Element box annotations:
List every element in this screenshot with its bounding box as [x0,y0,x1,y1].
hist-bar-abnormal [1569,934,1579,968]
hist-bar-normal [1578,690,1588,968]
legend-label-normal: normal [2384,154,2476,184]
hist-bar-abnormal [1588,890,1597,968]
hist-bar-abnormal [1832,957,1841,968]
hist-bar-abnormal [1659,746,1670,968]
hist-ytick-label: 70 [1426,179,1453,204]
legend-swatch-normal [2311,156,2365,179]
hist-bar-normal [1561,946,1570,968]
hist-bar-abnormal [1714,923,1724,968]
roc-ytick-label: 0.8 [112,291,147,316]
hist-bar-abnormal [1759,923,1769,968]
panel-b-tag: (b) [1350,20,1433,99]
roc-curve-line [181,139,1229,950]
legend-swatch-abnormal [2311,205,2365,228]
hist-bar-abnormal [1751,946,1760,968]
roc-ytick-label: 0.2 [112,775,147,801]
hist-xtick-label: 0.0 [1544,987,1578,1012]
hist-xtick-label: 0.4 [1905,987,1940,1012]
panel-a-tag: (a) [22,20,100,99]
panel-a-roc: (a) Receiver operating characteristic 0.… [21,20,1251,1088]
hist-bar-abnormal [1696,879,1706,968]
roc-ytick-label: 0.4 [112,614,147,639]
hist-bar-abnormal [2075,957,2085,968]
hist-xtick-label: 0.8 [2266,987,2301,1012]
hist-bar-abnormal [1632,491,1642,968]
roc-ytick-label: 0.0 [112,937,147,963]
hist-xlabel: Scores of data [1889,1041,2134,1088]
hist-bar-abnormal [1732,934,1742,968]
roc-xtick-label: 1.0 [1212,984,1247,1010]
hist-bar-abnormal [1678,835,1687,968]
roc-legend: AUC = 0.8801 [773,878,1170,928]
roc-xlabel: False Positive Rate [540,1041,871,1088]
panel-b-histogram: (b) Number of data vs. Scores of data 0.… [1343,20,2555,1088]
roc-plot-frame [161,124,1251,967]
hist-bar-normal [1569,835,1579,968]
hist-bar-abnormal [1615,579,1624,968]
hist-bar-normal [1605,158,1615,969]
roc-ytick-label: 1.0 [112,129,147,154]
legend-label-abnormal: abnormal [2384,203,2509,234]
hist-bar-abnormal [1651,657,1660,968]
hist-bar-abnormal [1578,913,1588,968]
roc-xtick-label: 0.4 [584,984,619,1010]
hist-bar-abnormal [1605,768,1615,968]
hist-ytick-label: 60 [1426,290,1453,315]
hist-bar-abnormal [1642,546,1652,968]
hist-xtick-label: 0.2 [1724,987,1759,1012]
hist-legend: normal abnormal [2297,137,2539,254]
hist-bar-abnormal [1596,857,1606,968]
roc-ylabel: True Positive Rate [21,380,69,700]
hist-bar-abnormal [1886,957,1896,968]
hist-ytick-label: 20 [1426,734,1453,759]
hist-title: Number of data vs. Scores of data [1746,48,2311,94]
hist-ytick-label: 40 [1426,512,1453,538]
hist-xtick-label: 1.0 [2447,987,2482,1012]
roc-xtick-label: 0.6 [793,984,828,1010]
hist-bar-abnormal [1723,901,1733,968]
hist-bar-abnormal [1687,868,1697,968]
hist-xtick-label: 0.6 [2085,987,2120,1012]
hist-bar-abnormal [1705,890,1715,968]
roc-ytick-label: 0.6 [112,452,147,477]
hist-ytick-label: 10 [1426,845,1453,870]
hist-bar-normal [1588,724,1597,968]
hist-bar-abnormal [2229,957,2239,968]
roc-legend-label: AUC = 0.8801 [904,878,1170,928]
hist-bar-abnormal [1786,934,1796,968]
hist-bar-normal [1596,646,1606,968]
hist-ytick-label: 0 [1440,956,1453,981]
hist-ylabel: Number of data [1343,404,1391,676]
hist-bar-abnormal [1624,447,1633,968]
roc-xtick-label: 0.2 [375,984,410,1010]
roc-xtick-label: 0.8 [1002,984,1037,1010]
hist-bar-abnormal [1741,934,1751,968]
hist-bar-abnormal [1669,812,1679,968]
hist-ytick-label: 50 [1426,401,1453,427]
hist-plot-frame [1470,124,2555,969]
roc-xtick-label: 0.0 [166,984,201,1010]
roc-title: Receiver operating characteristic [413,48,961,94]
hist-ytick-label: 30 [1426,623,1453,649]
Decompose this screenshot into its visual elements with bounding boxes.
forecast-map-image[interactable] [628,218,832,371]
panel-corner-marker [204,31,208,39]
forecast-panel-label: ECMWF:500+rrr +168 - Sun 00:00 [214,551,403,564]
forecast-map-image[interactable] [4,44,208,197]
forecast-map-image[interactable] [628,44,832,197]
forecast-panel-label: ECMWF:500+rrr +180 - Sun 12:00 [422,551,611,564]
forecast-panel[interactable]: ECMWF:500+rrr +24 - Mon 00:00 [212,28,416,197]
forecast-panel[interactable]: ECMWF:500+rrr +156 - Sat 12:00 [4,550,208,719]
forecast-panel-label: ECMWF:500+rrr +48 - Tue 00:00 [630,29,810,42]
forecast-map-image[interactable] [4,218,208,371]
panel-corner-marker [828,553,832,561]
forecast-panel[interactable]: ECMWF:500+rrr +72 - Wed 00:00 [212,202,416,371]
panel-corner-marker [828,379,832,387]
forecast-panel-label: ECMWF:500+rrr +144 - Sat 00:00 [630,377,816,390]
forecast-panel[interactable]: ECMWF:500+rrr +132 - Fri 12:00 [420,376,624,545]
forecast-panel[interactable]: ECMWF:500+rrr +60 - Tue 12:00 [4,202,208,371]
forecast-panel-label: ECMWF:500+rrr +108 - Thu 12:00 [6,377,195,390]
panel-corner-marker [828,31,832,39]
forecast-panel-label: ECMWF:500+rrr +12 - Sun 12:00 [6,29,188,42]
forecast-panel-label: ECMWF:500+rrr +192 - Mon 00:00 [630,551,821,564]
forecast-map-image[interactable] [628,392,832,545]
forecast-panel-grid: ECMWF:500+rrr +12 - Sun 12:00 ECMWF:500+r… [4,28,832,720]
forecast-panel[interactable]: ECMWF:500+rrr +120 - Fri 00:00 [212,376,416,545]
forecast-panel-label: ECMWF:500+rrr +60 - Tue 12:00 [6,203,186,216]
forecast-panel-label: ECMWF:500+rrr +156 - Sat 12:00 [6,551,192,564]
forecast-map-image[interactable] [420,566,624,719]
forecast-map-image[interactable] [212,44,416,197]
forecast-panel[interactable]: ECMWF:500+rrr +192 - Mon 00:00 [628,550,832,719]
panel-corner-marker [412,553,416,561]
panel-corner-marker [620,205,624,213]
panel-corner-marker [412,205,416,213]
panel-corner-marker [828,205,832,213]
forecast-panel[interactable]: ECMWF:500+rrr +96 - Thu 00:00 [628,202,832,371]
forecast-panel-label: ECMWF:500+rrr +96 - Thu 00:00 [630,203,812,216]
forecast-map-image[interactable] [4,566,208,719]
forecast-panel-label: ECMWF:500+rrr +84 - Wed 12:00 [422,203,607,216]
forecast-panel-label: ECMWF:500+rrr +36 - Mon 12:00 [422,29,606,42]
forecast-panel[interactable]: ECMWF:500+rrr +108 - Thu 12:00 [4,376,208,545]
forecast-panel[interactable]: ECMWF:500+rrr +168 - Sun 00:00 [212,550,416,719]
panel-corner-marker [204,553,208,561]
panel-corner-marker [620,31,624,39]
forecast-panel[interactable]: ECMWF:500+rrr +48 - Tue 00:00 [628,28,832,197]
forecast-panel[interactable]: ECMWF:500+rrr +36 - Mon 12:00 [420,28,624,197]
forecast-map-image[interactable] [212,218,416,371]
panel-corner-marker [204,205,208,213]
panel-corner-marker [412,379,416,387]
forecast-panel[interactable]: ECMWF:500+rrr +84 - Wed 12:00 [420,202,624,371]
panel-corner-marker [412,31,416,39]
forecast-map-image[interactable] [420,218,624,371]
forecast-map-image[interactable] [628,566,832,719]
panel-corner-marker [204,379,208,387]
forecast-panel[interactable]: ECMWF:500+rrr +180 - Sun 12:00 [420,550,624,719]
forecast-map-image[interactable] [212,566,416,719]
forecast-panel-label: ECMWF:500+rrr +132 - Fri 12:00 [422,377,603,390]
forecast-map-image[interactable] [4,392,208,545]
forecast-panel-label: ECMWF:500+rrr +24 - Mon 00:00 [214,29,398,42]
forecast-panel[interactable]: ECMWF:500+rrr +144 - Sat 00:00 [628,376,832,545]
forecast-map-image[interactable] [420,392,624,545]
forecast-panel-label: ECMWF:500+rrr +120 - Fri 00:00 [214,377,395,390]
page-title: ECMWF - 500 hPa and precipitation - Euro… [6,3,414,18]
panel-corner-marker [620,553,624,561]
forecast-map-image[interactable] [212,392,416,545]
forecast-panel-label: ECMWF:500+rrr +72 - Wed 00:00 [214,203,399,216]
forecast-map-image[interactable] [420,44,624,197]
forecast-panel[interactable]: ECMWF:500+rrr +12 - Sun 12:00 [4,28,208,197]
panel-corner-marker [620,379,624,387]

## WHAT YOU ARE ASKED TO DO
Copy the lines of the material above without changes, starting with the first line and going on through the line containing "hist-bar-abnormal [1886,957,1896,968]", both ends included.

## TASK RESULT
List every element in this screenshot with its bounding box as [x0,y0,x1,y1].
hist-bar-abnormal [1569,934,1579,968]
hist-bar-normal [1578,690,1588,968]
legend-label-normal: normal [2384,154,2476,184]
hist-bar-abnormal [1588,890,1597,968]
hist-bar-abnormal [1832,957,1841,968]
hist-bar-abnormal [1659,746,1670,968]
hist-ytick-label: 70 [1426,179,1453,204]
legend-swatch-normal [2311,156,2365,179]
hist-bar-normal [1561,946,1570,968]
hist-bar-abnormal [1714,923,1724,968]
roc-ytick-label: 0.8 [112,291,147,316]
hist-bar-abnormal [1759,923,1769,968]
panel-b-tag: (b) [1350,20,1433,99]
roc-curve-line [181,139,1229,950]
legend-swatch-abnormal [2311,205,2365,228]
hist-bar-abnormal [1751,946,1760,968]
roc-ytick-label: 0.2 [112,775,147,801]
hist-xtick-label: 0.0 [1544,987,1578,1012]
hist-xtick-label: 0.4 [1905,987,1940,1012]
panel-a-tag: (a) [22,20,100,99]
panel-a-roc: (a) Receiver operating characteristic 0.… [21,20,1251,1088]
hist-bar-abnormal [1696,879,1706,968]
roc-ytick-label: 0.4 [112,614,147,639]
hist-bar-abnormal [2075,957,2085,968]
hist-xtick-label: 0.8 [2266,987,2301,1012]
hist-bar-abnormal [1632,491,1642,968]
roc-ytick-label: 0.0 [112,937,147,963]
hist-xlabel: Scores of data [1889,1041,2134,1088]
hist-bar-abnormal [1732,934,1742,968]
roc-xtick-label: 1.0 [1212,984,1247,1010]
hist-bar-abnormal [1678,835,1687,968]
roc-legend: AUC = 0.8801 [773,878,1170,928]
roc-xlabel: False Positive Rate [540,1041,871,1088]
panel-b-histogram: (b) Number of data vs. Scores of data 0.… [1343,20,2555,1088]
roc-plot-frame [161,124,1251,967]
hist-bar-normal [1569,835,1579,968]
hist-bar-abnormal [1615,579,1624,968]
hist-bar-normal [1605,158,1615,969]
roc-ytick-label: 1.0 [112,129,147,154]
legend-label-abnormal: abnormal [2384,203,2509,234]
hist-bar-abnormal [1651,657,1660,968]
hist-bar-abnormal [1578,913,1588,968]
roc-xtick-label: 0.4 [584,984,619,1010]
hist-bar-abnormal [1605,768,1615,968]
hist-ytick-label: 60 [1426,290,1453,315]
hist-bar-abnormal [1642,546,1652,968]
hist-xtick-label: 0.2 [1724,987,1759,1012]
hist-legend: normal abnormal [2297,137,2539,254]
hist-bar-abnormal [1596,857,1606,968]
roc-ylabel: True Positive Rate [21,380,69,700]
hist-bar-abnormal [1886,957,1896,968]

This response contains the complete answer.